(WHAT IS ASKED): Repeat every entry word for word, but leave the images out of your copy.

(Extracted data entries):
——————————

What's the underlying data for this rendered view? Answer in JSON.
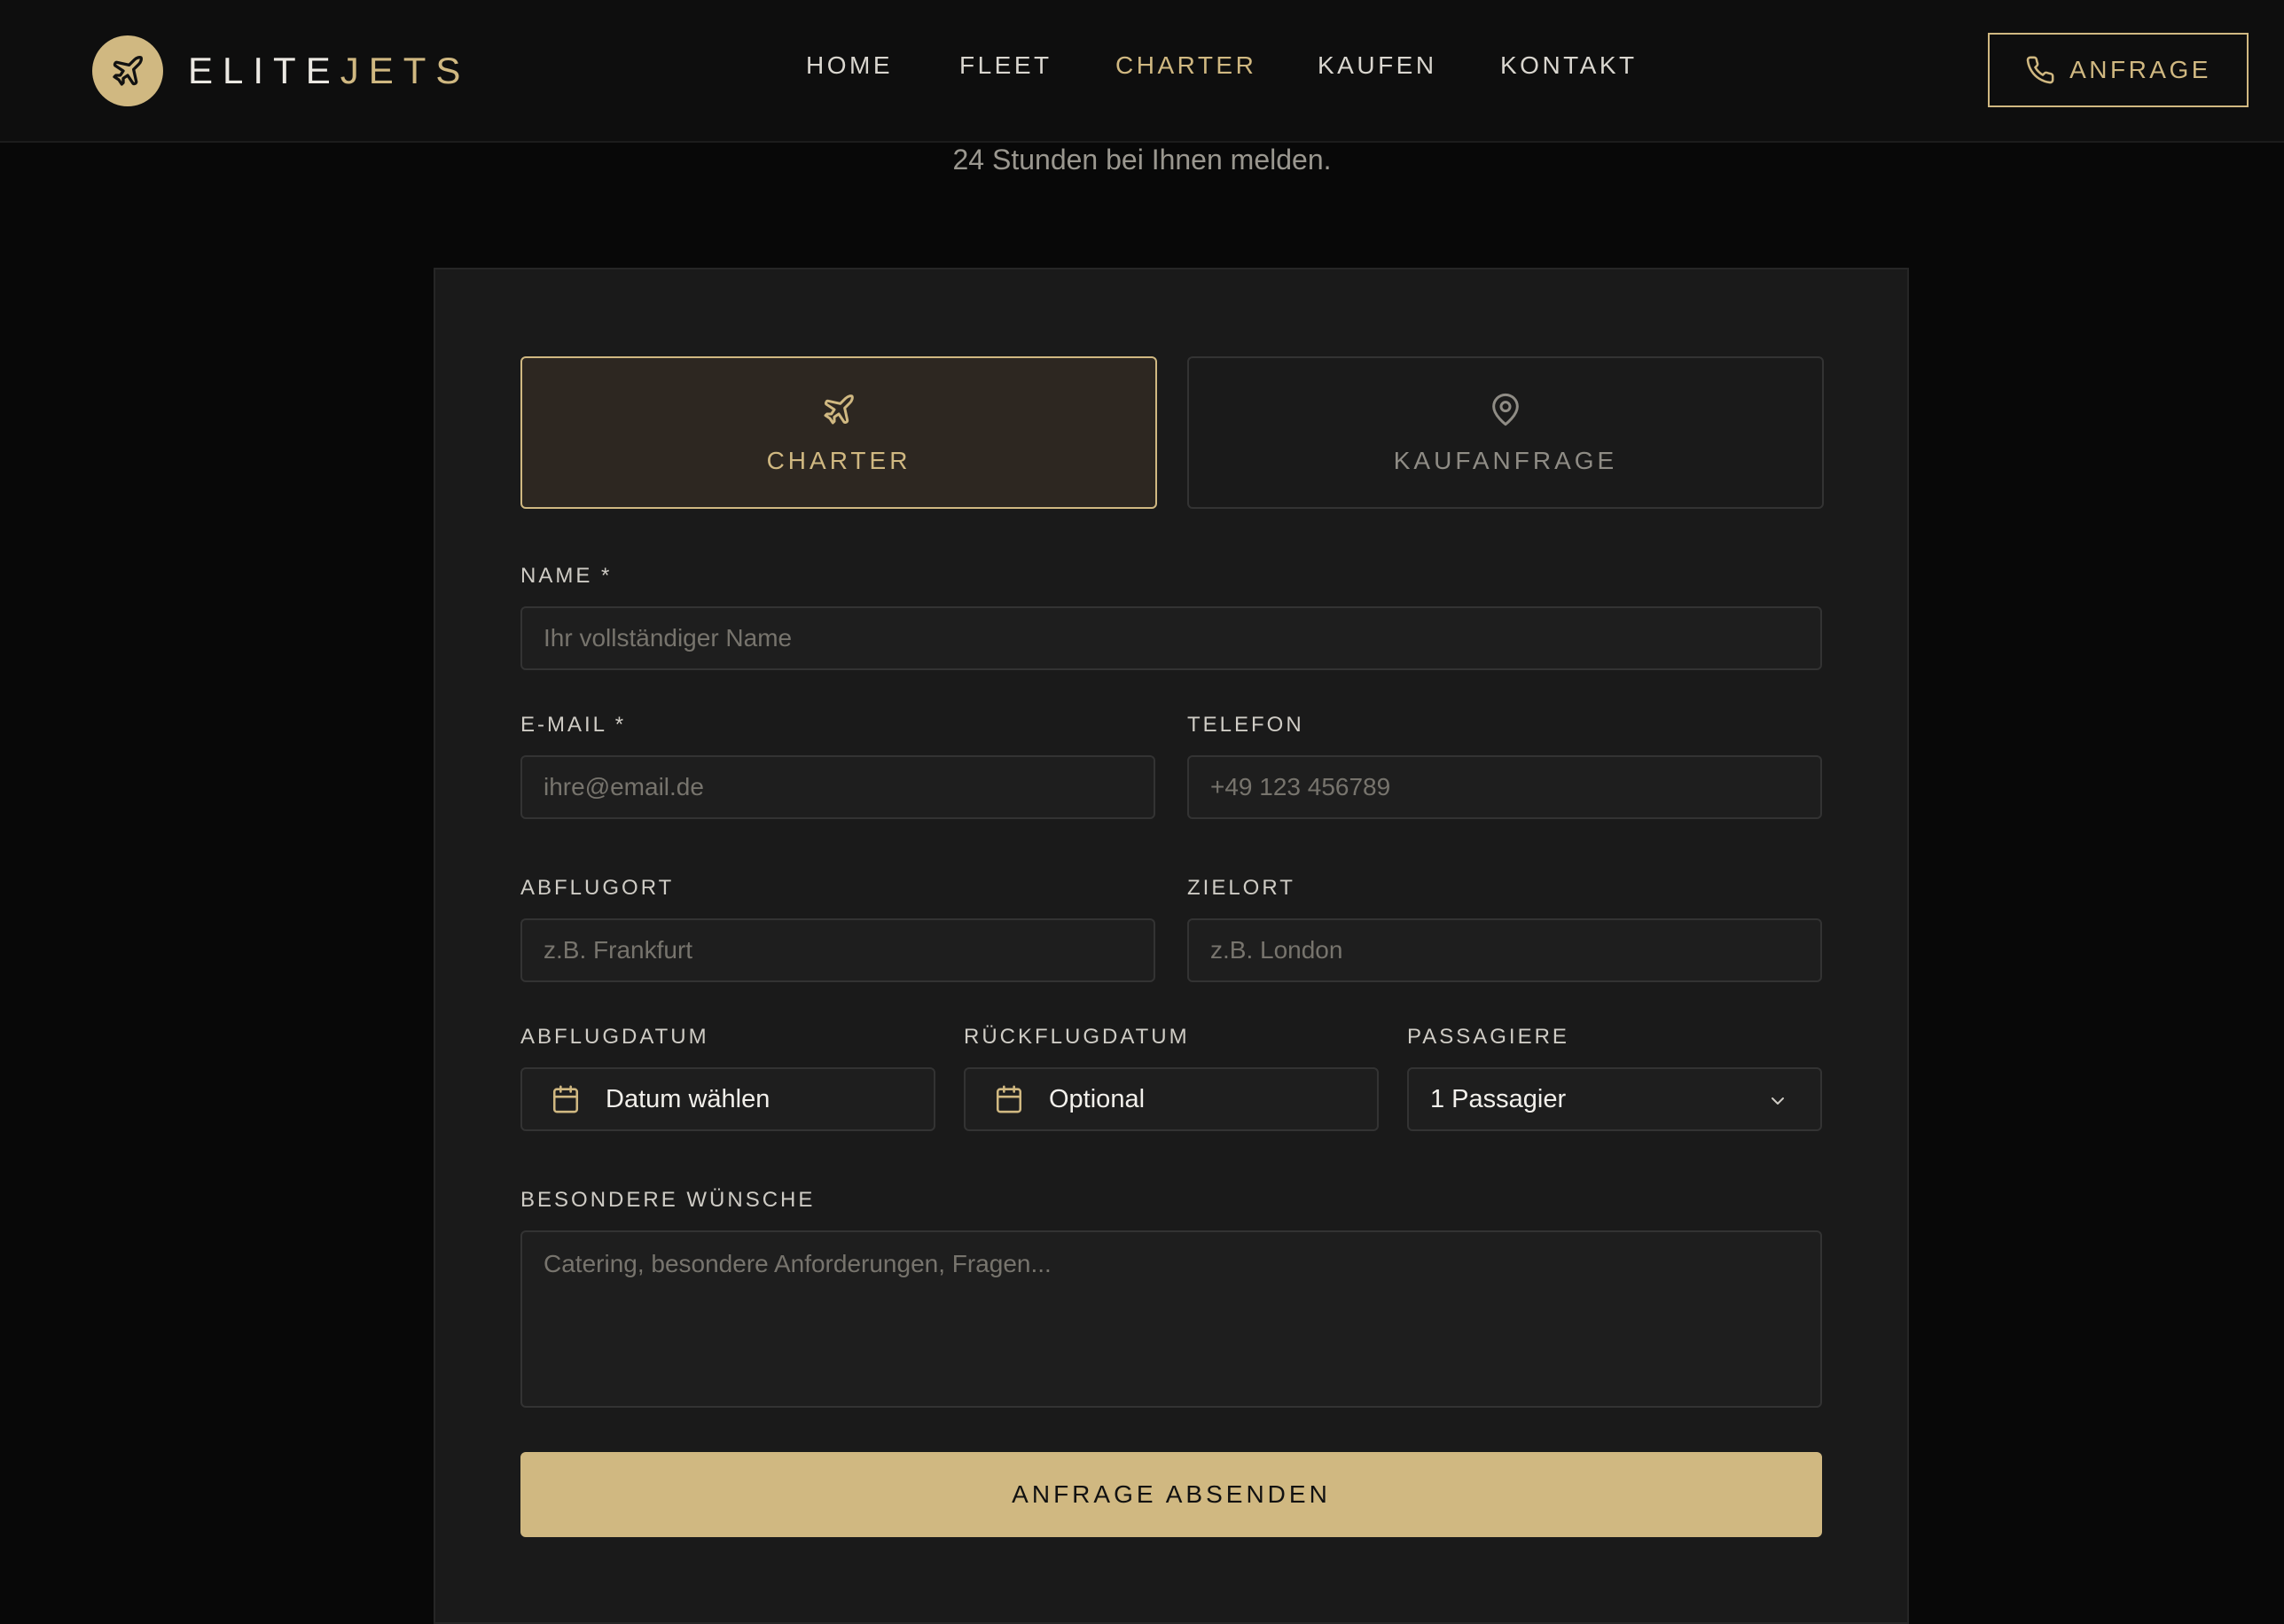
{
  "brand": {
    "name_part1": "ELITE",
    "name_part2": "JETS",
    "logo_icon": "plane-icon"
  },
  "nav": {
    "items": [
      {
        "label": "HOME",
        "active": false
      },
      {
        "label": "FLEET",
        "active": false
      },
      {
        "label": "CHARTER",
        "active": true
      },
      {
        "label": "KAUFEN",
        "active": false
      },
      {
        "label": "KONTAKT",
        "active": false
      }
    ],
    "cta_label": "ANFRAGE",
    "cta_icon": "phone-icon"
  },
  "hero": {
    "subtitle": "24 Stunden bei Ihnen melden."
  },
  "form": {
    "tabs": [
      {
        "label": "CHARTER",
        "icon": "plane-icon",
        "active": true
      },
      {
        "label": "KAUFANFRAGE",
        "icon": "map-pin-icon",
        "active": false
      }
    ],
    "name": {
      "label": "NAME *",
      "placeholder": "Ihr vollständiger Name",
      "value": ""
    },
    "email": {
      "label": "E-MAIL *",
      "placeholder": "ihre@email.de",
      "value": ""
    },
    "phone": {
      "label": "TELEFON",
      "placeholder": "+49 123 456789",
      "value": ""
    },
    "departure": {
      "label": "ABFLUGORT",
      "placeholder": "z.B. Frankfurt",
      "value": ""
    },
    "destination": {
      "label": "ZIELORT",
      "placeholder": "z.B. London",
      "value": ""
    },
    "departure_date": {
      "label": "ABFLUGDATUM",
      "value": "Datum wählen",
      "icon": "calendar-icon"
    },
    "return_date": {
      "label": "RÜCKFLUGDATUM",
      "value": "Optional",
      "icon": "calendar-icon"
    },
    "passengers": {
      "label": "PASSAGIERE",
      "value": "1 Passagier",
      "icon": "chevron-down-icon"
    },
    "wishes": {
      "label": "BESONDERE WÜNSCHE",
      "placeholder": "Catering, besondere Anforderungen, Fragen...",
      "value": ""
    },
    "submit_label": "ANFRAGE ABSENDEN"
  },
  "colors": {
    "accent": "#d0b881",
    "background": "#080808",
    "card": "#1a1a1a",
    "border": "#333333"
  }
}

——————————

(TASK OUTPUT):
What's the underlying data for this rendered view? Answer in JSON.
{
  "brand": {
    "name_part1": "ELITE",
    "name_part2": "JETS",
    "logo_icon": "plane-icon"
  },
  "nav": {
    "items": [
      {
        "label": "HOME",
        "active": false
      },
      {
        "label": "FLEET",
        "active": false
      },
      {
        "label": "CHARTER",
        "active": true
      },
      {
        "label": "KAUFEN",
        "active": false
      },
      {
        "label": "KONTAKT",
        "active": false
      }
    ],
    "cta_label": "ANFRAGE",
    "cta_icon": "phone-icon"
  },
  "hero": {
    "subtitle": "24 Stunden bei Ihnen melden."
  },
  "form": {
    "tabs": [
      {
        "label": "CHARTER",
        "icon": "plane-icon",
        "active": true
      },
      {
        "label": "KAUFANFRAGE",
        "icon": "map-pin-icon",
        "active": false
      }
    ],
    "name": {
      "label": "NAME *",
      "placeholder": "Ihr vollständiger Name",
      "value": ""
    },
    "email": {
      "label": "E-MAIL *",
      "placeholder": "ihre@email.de",
      "value": ""
    },
    "phone": {
      "label": "TELEFON",
      "placeholder": "+49 123 456789",
      "value": ""
    },
    "departure": {
      "label": "ABFLUGORT",
      "placeholder": "z.B. Frankfurt",
      "value": ""
    },
    "destination": {
      "label": "ZIELORT",
      "placeholder": "z.B. London",
      "value": ""
    },
    "departure_date": {
      "label": "ABFLUGDATUM",
      "value": "Datum wählen",
      "icon": "calendar-icon"
    },
    "return_date": {
      "label": "RÜCKFLUGDATUM",
      "value": "Optional",
      "icon": "calendar-icon"
    },
    "passengers": {
      "label": "PASSAGIERE",
      "value": "1 Passagier",
      "icon": "chevron-down-icon"
    },
    "wishes": {
      "label": "BESONDERE WÜNSCHE",
      "placeholder": "Catering, besondere Anforderungen, Fragen...",
      "value": ""
    },
    "submit_label": "ANFRAGE ABSENDEN"
  },
  "colors": {
    "accent": "#d0b881",
    "background": "#080808",
    "card": "#1a1a1a",
    "border": "#333333"
  }
}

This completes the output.